**The records:**
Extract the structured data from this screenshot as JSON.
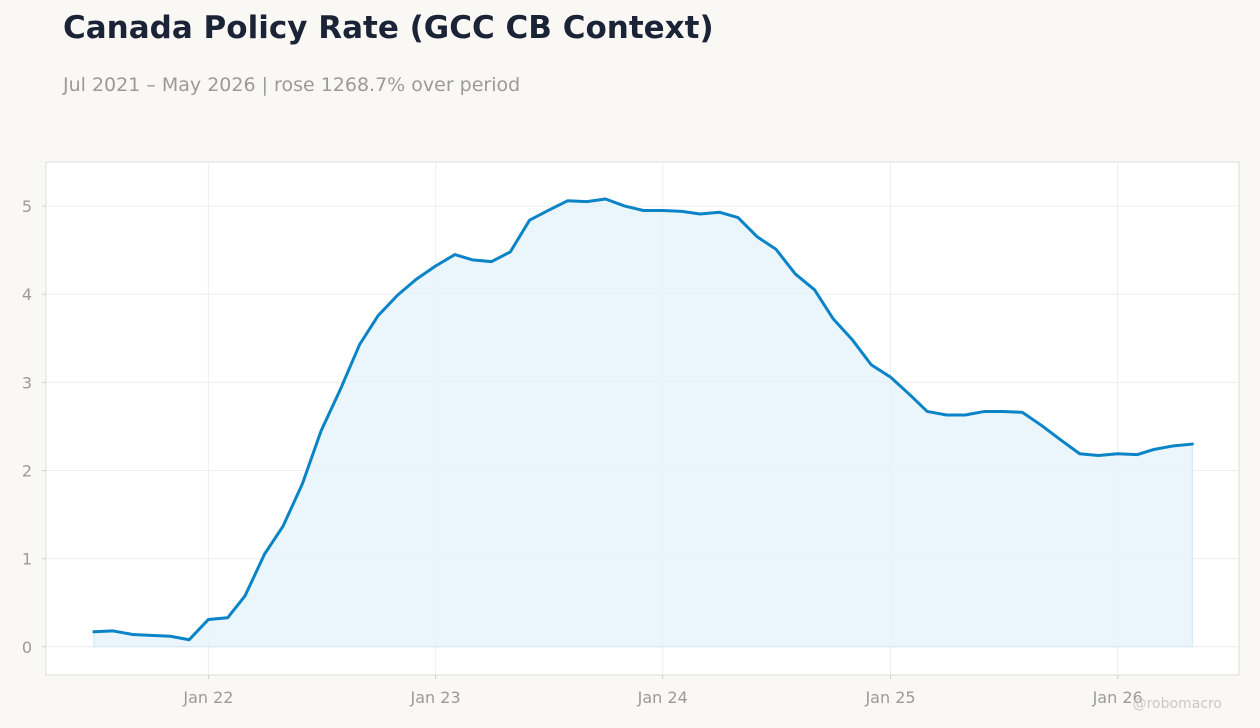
{
  "title": "Canada Policy Rate (GCC CB Context)",
  "subtitle": "Jul 2021 – May 2026 | rose 1268.7% over period",
  "watermark": "@robomacro",
  "colors": {
    "line": "#0a84c6",
    "fill": "#e6f2fb",
    "grid": "#eeeeee",
    "axis_text": "#9a9a9a",
    "plot_bg": "#ffffff",
    "page_bg": "#f9f8f5"
  },
  "chart_data": {
    "type": "area",
    "title": "Canada Policy Rate (GCC CB Context)",
    "xlabel": "",
    "ylabel": "",
    "xlim": [
      "2021-04-15",
      "2026-07-15"
    ],
    "ylim": [
      -0.32,
      5.5
    ],
    "grid": true,
    "legend": "none",
    "x_ticks": [
      {
        "label": "Jan 22",
        "date": "2022-01-01"
      },
      {
        "label": "Jan 23",
        "date": "2023-01-01"
      },
      {
        "label": "Jan 24",
        "date": "2024-01-01"
      },
      {
        "label": "Jan 25",
        "date": "2025-01-01"
      },
      {
        "label": "Jan 26",
        "date": "2026-01-01"
      }
    ],
    "y_ticks": [
      0,
      1,
      2,
      3,
      4,
      5
    ],
    "series": [
      {
        "x": [
          "2021-07-01",
          "2021-08-01",
          "2021-09-01",
          "2021-10-01",
          "2021-11-01",
          "2021-12-01",
          "2022-01-01",
          "2022-02-01",
          "2022-03-01",
          "2022-04-01",
          "2022-05-01",
          "2022-06-01",
          "2022-07-01",
          "2022-08-01",
          "2022-09-01",
          "2022-10-01",
          "2022-11-01",
          "2022-12-01",
          "2023-01-01",
          "2023-02-01",
          "2023-03-01",
          "2023-04-01",
          "2023-05-01",
          "2023-06-01",
          "2023-07-01",
          "2023-08-01",
          "2023-09-01",
          "2023-10-01",
          "2023-11-01",
          "2023-12-01",
          "2024-01-01",
          "2024-02-01",
          "2024-03-01",
          "2024-04-01",
          "2024-05-01",
          "2024-06-01",
          "2024-07-01",
          "2024-08-01",
          "2024-09-01",
          "2024-10-01",
          "2024-11-01",
          "2024-12-01",
          "2025-01-01",
          "2025-02-01",
          "2025-03-01",
          "2025-04-01",
          "2025-05-01",
          "2025-06-01",
          "2025-07-01",
          "2025-08-01",
          "2025-09-01",
          "2025-10-01",
          "2025-11-01",
          "2025-12-01",
          "2026-01-01",
          "2026-02-01",
          "2026-03-01",
          "2026-04-01",
          "2026-05-01"
        ],
        "values": [
          0.17,
          0.18,
          0.14,
          0.13,
          0.12,
          0.08,
          0.31,
          0.33,
          0.58,
          1.05,
          1.37,
          1.85,
          2.45,
          2.92,
          3.43,
          3.76,
          3.99,
          4.17,
          4.32,
          4.45,
          4.39,
          4.37,
          4.48,
          4.84,
          4.95,
          5.06,
          5.05,
          5.08,
          5.0,
          4.95,
          4.95,
          4.94,
          4.91,
          4.93,
          4.87,
          4.65,
          4.51,
          4.23,
          4.05,
          3.72,
          3.48,
          3.2,
          3.06,
          2.86,
          2.67,
          2.63,
          2.63,
          2.67,
          2.67,
          2.66,
          2.51,
          2.35,
          2.19,
          2.17,
          2.19,
          2.18,
          2.24,
          2.28,
          2.3
        ]
      }
    ]
  }
}
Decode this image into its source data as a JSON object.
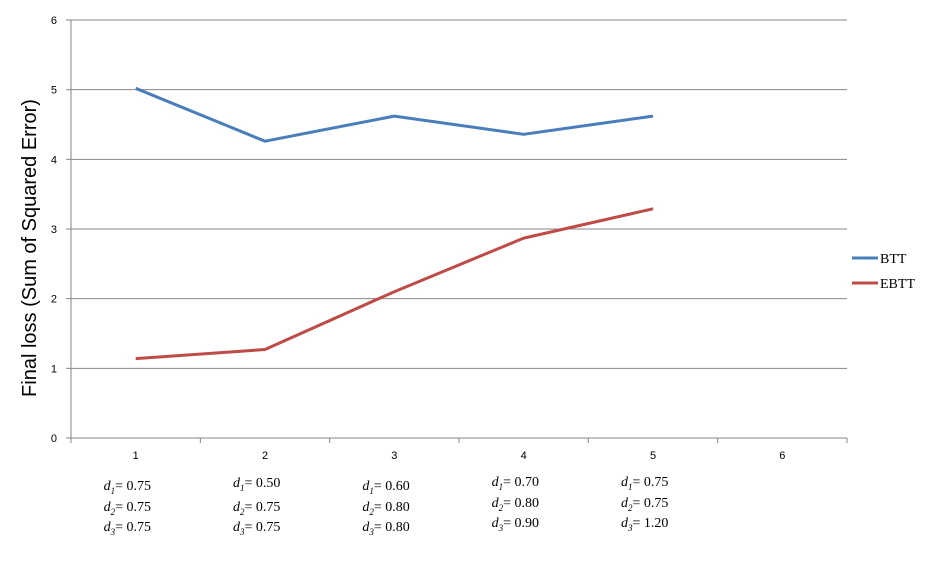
{
  "chart_data": {
    "type": "line",
    "ylabel": "Final loss (Sum of Squared Error)",
    "xlabel": "",
    "title": "",
    "x": [
      1,
      2,
      3,
      4,
      5,
      6
    ],
    "x_tick_labels": [
      "1",
      "2",
      "3",
      "4",
      "5",
      "6"
    ],
    "ylim": [
      0,
      6
    ],
    "y_ticks": [
      0,
      1,
      2,
      3,
      4,
      5,
      6
    ],
    "y_tick_labels": [
      "0",
      "1",
      "2",
      "3",
      "4",
      "5",
      "6"
    ],
    "grid": "horizontal",
    "legend_position": "right",
    "series": [
      {
        "name": "BTT",
        "color": "#4a7ebb",
        "x": [
          1,
          2,
          3,
          4,
          5
        ],
        "values": [
          5.02,
          4.26,
          4.62,
          4.36,
          4.62
        ]
      },
      {
        "name": "EBTT",
        "color": "#be4b48",
        "x": [
          1,
          2,
          3,
          4,
          5
        ],
        "values": [
          1.14,
          1.27,
          2.1,
          2.87,
          3.29
        ]
      }
    ],
    "param_labels": [
      {
        "x": 1,
        "lines": [
          {
            "sub": "1",
            "val": "= 0.75"
          },
          {
            "sub": "2",
            "val": "= 0.75"
          },
          {
            "sub": "3",
            "val": "= 0.75"
          }
        ]
      },
      {
        "x": 2,
        "lines": [
          {
            "sub": "1",
            "val": "= 0.50"
          },
          {
            "sub": "2",
            "val": "= 0.75"
          },
          {
            "sub": "3",
            "val": "= 0.75"
          }
        ]
      },
      {
        "x": 3,
        "lines": [
          {
            "sub": "1",
            "val": "= 0.60"
          },
          {
            "sub": "2",
            "val": "= 0.80"
          },
          {
            "sub": "3",
            "val": "= 0.80"
          }
        ]
      },
      {
        "x": 4,
        "lines": [
          {
            "sub": "1",
            "val": "= 0.70"
          },
          {
            "sub": "2",
            "val": "= 0.80"
          },
          {
            "sub": "3",
            "val": "= 0.90"
          }
        ]
      },
      {
        "x": 5,
        "lines": [
          {
            "sub": "1",
            "val": "= 0.75"
          },
          {
            "sub": "2",
            "val": "= 0.75"
          },
          {
            "sub": "3",
            "val": "= 1.20"
          }
        ]
      }
    ],
    "param_symbol": "d"
  }
}
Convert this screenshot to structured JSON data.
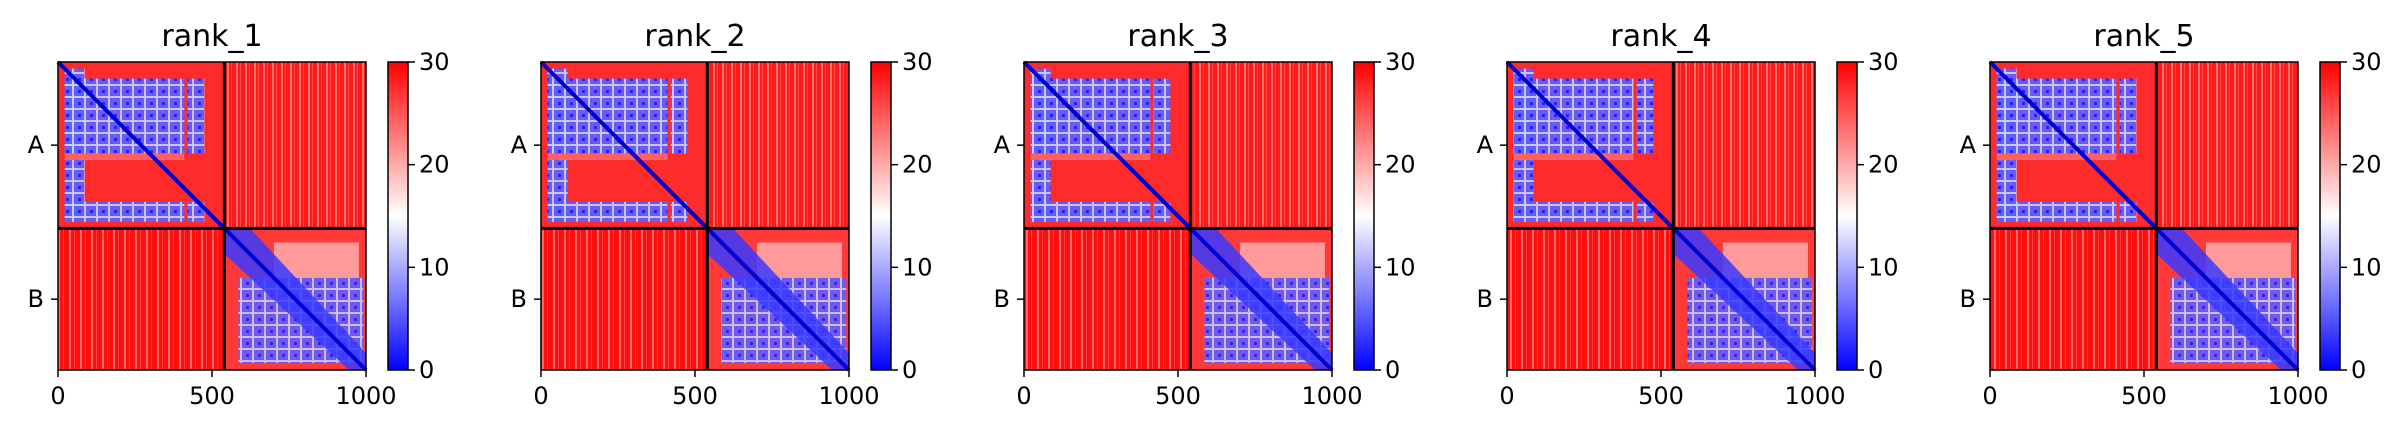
{
  "chart_data": {
    "type": "heatmap",
    "colormap": [
      "#0000ff",
      "#ffffff",
      "#ff0000"
    ],
    "colorbar": {
      "min": 0,
      "max": 30,
      "ticks": [
        0,
        10,
        20,
        30
      ]
    },
    "x_ticks": [
      0,
      500,
      1000
    ],
    "axis_range": [
      0,
      1000
    ],
    "chain_boundary": 540,
    "chains": [
      {
        "label": "A",
        "start": 0,
        "end": 540
      },
      {
        "label": "B",
        "start": 540,
        "end": 1000
      }
    ],
    "panels": [
      {
        "title": "rank_1"
      },
      {
        "title": "rank_2"
      },
      {
        "title": "rank_3"
      },
      {
        "title": "rank_4"
      },
      {
        "title": "rank_5"
      }
    ]
  }
}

**Prompt:** Pictures are to be left out; repeat all the remaining data exactly.

**The answer:**
Extract the structured data from this screenshot as JSON.
{
  "title": "Canada Policy Rate (GCC CB Context)",
  "subtitle": "Jul 2021 – May 2026 | rose 1268.7% over period",
  "watermark": "@robomacro",
  "colors": {
    "line": "#0a84c6",
    "fill": "#e6f2fb",
    "grid": "#eeeeee",
    "axis_text": "#9a9a9a",
    "plot_bg": "#ffffff",
    "page_bg": "#f9f8f5"
  },
  "chart_data": {
    "type": "area",
    "title": "Canada Policy Rate (GCC CB Context)",
    "xlabel": "",
    "ylabel": "",
    "xlim": [
      "2021-04-15",
      "2026-07-15"
    ],
    "ylim": [
      -0.32,
      5.5
    ],
    "grid": true,
    "legend": "none",
    "x_ticks": [
      {
        "label": "Jan 22",
        "date": "2022-01-01"
      },
      {
        "label": "Jan 23",
        "date": "2023-01-01"
      },
      {
        "label": "Jan 24",
        "date": "2024-01-01"
      },
      {
        "label": "Jan 25",
        "date": "2025-01-01"
      },
      {
        "label": "Jan 26",
        "date": "2026-01-01"
      }
    ],
    "y_ticks": [
      0,
      1,
      2,
      3,
      4,
      5
    ],
    "series": [
      {
        "x": [
          "2021-07-01",
          "2021-08-01",
          "2021-09-01",
          "2021-10-01",
          "2021-11-01",
          "2021-12-01",
          "2022-01-01",
          "2022-02-01",
          "2022-03-01",
          "2022-04-01",
          "2022-05-01",
          "2022-06-01",
          "2022-07-01",
          "2022-08-01",
          "2022-09-01",
          "2022-10-01",
          "2022-11-01",
          "2022-12-01",
          "2023-01-01",
          "2023-02-01",
          "2023-03-01",
          "2023-04-01",
          "2023-05-01",
          "2023-06-01",
          "2023-07-01",
          "2023-08-01",
          "2023-09-01",
          "2023-10-01",
          "2023-11-01",
          "2023-12-01",
          "2024-01-01",
          "2024-02-01",
          "2024-03-01",
          "2024-04-01",
          "2024-05-01",
          "2024-06-01",
          "2024-07-01",
          "2024-08-01",
          "2024-09-01",
          "2024-10-01",
          "2024-11-01",
          "2024-12-01",
          "2025-01-01",
          "2025-02-01",
          "2025-03-01",
          "2025-04-01",
          "2025-05-01",
          "2025-06-01",
          "2025-07-01",
          "2025-08-01",
          "2025-09-01",
          "2025-10-01",
          "2025-11-01",
          "2025-12-01",
          "2026-01-01",
          "2026-02-01",
          "2026-03-01",
          "2026-04-01",
          "2026-05-01"
        ],
        "values": [
          0.17,
          0.18,
          0.14,
          0.13,
          0.12,
          0.08,
          0.31,
          0.33,
          0.58,
          1.05,
          1.37,
          1.85,
          2.45,
          2.92,
          3.43,
          3.76,
          3.99,
          4.17,
          4.32,
          4.45,
          4.39,
          4.37,
          4.48,
          4.84,
          4.95,
          5.06,
          5.05,
          5.08,
          5.0,
          4.95,
          4.95,
          4.94,
          4.91,
          4.93,
          4.87,
          4.65,
          4.51,
          4.23,
          4.05,
          3.72,
          3.48,
          3.2,
          3.06,
          2.86,
          2.67,
          2.63,
          2.63,
          2.67,
          2.67,
          2.66,
          2.51,
          2.35,
          2.19,
          2.17,
          2.19,
          2.18,
          2.24,
          2.28,
          2.3
        ]
      }
    ]
  }
}
Decode this image into its source data as a JSON object.
{
  "chart_data": {
    "type": "line",
    "ylabel": "Final loss (Sum of Squared Error)",
    "xlabel": "",
    "title": "",
    "x": [
      1,
      2,
      3,
      4,
      5,
      6
    ],
    "x_tick_labels": [
      "1",
      "2",
      "3",
      "4",
      "5",
      "6"
    ],
    "ylim": [
      0,
      6
    ],
    "y_ticks": [
      0,
      1,
      2,
      3,
      4,
      5,
      6
    ],
    "y_tick_labels": [
      "0",
      "1",
      "2",
      "3",
      "4",
      "5",
      "6"
    ],
    "grid": "horizontal",
    "legend_position": "right",
    "series": [
      {
        "name": "BTT",
        "color": "#4a7ebb",
        "x": [
          1,
          2,
          3,
          4,
          5
        ],
        "values": [
          5.02,
          4.26,
          4.62,
          4.36,
          4.62
        ]
      },
      {
        "name": "EBTT",
        "color": "#be4b48",
        "x": [
          1,
          2,
          3,
          4,
          5
        ],
        "values": [
          1.14,
          1.27,
          2.1,
          2.87,
          3.29
        ]
      }
    ],
    "param_labels": [
      {
        "x": 1,
        "lines": [
          {
            "sub": "1",
            "val": "= 0.75"
          },
          {
            "sub": "2",
            "val": "= 0.75"
          },
          {
            "sub": "3",
            "val": "= 0.75"
          }
        ]
      },
      {
        "x": 2,
        "lines": [
          {
            "sub": "1",
            "val": "= 0.50"
          },
          {
            "sub": "2",
            "val": "= 0.75"
          },
          {
            "sub": "3",
            "val": "= 0.75"
          }
        ]
      },
      {
        "x": 3,
        "lines": [
          {
            "sub": "1",
            "val": "= 0.60"
          },
          {
            "sub": "2",
            "val": "= 0.80"
          },
          {
            "sub": "3",
            "val": "= 0.80"
          }
        ]
      },
      {
        "x": 4,
        "lines": [
          {
            "sub": "1",
            "val": "= 0.70"
          },
          {
            "sub": "2",
            "val": "= 0.80"
          },
          {
            "sub": "3",
            "val": "= 0.90"
          }
        ]
      },
      {
        "x": 5,
        "lines": [
          {
            "sub": "1",
            "val": "= 0.75"
          },
          {
            "sub": "2",
            "val": "= 0.75"
          },
          {
            "sub": "3",
            "val": "= 1.20"
          }
        ]
      }
    ],
    "param_symbol": "d"
  }
}
Convert this screenshot to structured JSON data.
{
  "chart_data": {
    "type": "heatmap",
    "colormap": [
      "#0000ff",
      "#ffffff",
      "#ff0000"
    ],
    "colorbar": {
      "min": 0,
      "max": 30,
      "ticks": [
        0,
        10,
        20,
        30
      ]
    },
    "x_ticks": [
      0,
      500,
      1000
    ],
    "axis_range": [
      0,
      1000
    ],
    "chain_boundary": 540,
    "chains": [
      {
        "label": "A",
        "start": 0,
        "end": 540
      },
      {
        "label": "B",
        "start": 540,
        "end": 1000
      }
    ],
    "panels": [
      {
        "title": "rank_1"
      },
      {
        "title": "rank_2"
      },
      {
        "title": "rank_3"
      },
      {
        "title": "rank_4"
      },
      {
        "title": "rank_5"
      }
    ]
  }
}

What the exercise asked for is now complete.